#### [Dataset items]
__________

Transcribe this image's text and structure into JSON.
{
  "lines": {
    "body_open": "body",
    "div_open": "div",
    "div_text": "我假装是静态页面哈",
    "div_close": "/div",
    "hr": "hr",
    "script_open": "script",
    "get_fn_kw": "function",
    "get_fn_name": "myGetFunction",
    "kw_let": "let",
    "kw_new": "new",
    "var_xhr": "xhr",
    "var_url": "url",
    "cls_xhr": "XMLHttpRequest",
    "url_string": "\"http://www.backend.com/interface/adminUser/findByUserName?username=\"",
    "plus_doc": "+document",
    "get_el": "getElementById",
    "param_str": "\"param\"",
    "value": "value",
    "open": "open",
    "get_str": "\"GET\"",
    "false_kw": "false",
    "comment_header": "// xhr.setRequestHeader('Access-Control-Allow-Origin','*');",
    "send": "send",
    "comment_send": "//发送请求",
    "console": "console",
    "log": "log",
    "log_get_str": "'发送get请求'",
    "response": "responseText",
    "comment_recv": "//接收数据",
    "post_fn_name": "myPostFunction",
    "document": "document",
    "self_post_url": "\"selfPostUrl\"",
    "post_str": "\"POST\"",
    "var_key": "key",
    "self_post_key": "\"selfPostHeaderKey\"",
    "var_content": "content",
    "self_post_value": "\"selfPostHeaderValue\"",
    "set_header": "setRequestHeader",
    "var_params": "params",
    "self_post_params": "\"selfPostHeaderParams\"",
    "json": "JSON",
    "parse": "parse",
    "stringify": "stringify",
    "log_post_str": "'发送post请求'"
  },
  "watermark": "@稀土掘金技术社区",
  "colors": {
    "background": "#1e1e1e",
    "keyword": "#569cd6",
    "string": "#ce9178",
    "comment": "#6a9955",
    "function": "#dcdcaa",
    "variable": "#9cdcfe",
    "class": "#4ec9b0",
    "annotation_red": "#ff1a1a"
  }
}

__________

Write out every entry above, word for word.

Transcribe this image's text and structure into JSON.
{
  "lines": {
    "body_open": "body",
    "div_open": "div",
    "div_text": "我假装是静态页面哈",
    "div_close": "/div",
    "hr": "hr",
    "script_open": "script",
    "get_fn_kw": "function",
    "get_fn_name": "myGetFunction",
    "kw_let": "let",
    "kw_new": "new",
    "var_xhr": "xhr",
    "var_url": "url",
    "cls_xhr": "XMLHttpRequest",
    "url_string": "\"http://www.backend.com/interface/adminUser/findByUserName?username=\"",
    "plus_doc": "+document",
    "get_el": "getElementById",
    "param_str": "\"param\"",
    "value": "value",
    "open": "open",
    "get_str": "\"GET\"",
    "false_kw": "false",
    "comment_header": "// xhr.setRequestHeader('Access-Control-Allow-Origin','*');",
    "send": "send",
    "comment_send": "//发送请求",
    "console": "console",
    "log": "log",
    "log_get_str": "'发送get请求'",
    "response": "responseText",
    "comment_recv": "//接收数据",
    "post_fn_name": "myPostFunction",
    "document": "document",
    "self_post_url": "\"selfPostUrl\"",
    "post_str": "\"POST\"",
    "var_key": "key",
    "self_post_key": "\"selfPostHeaderKey\"",
    "var_content": "content",
    "self_post_value": "\"selfPostHeaderValue\"",
    "set_header": "setRequestHeader",
    "var_params": "params",
    "self_post_params": "\"selfPostHeaderParams\"",
    "json": "JSON",
    "parse": "parse",
    "stringify": "stringify",
    "log_post_str": "'发送post请求'"
  },
  "watermark": "@稀土掘金技术社区",
  "colors": {
    "background": "#1e1e1e",
    "keyword": "#569cd6",
    "string": "#ce9178",
    "comment": "#6a9955",
    "function": "#dcdcaa",
    "variable": "#9cdcfe",
    "class": "#4ec9b0",
    "annotation_red": "#ff1a1a"
  }
}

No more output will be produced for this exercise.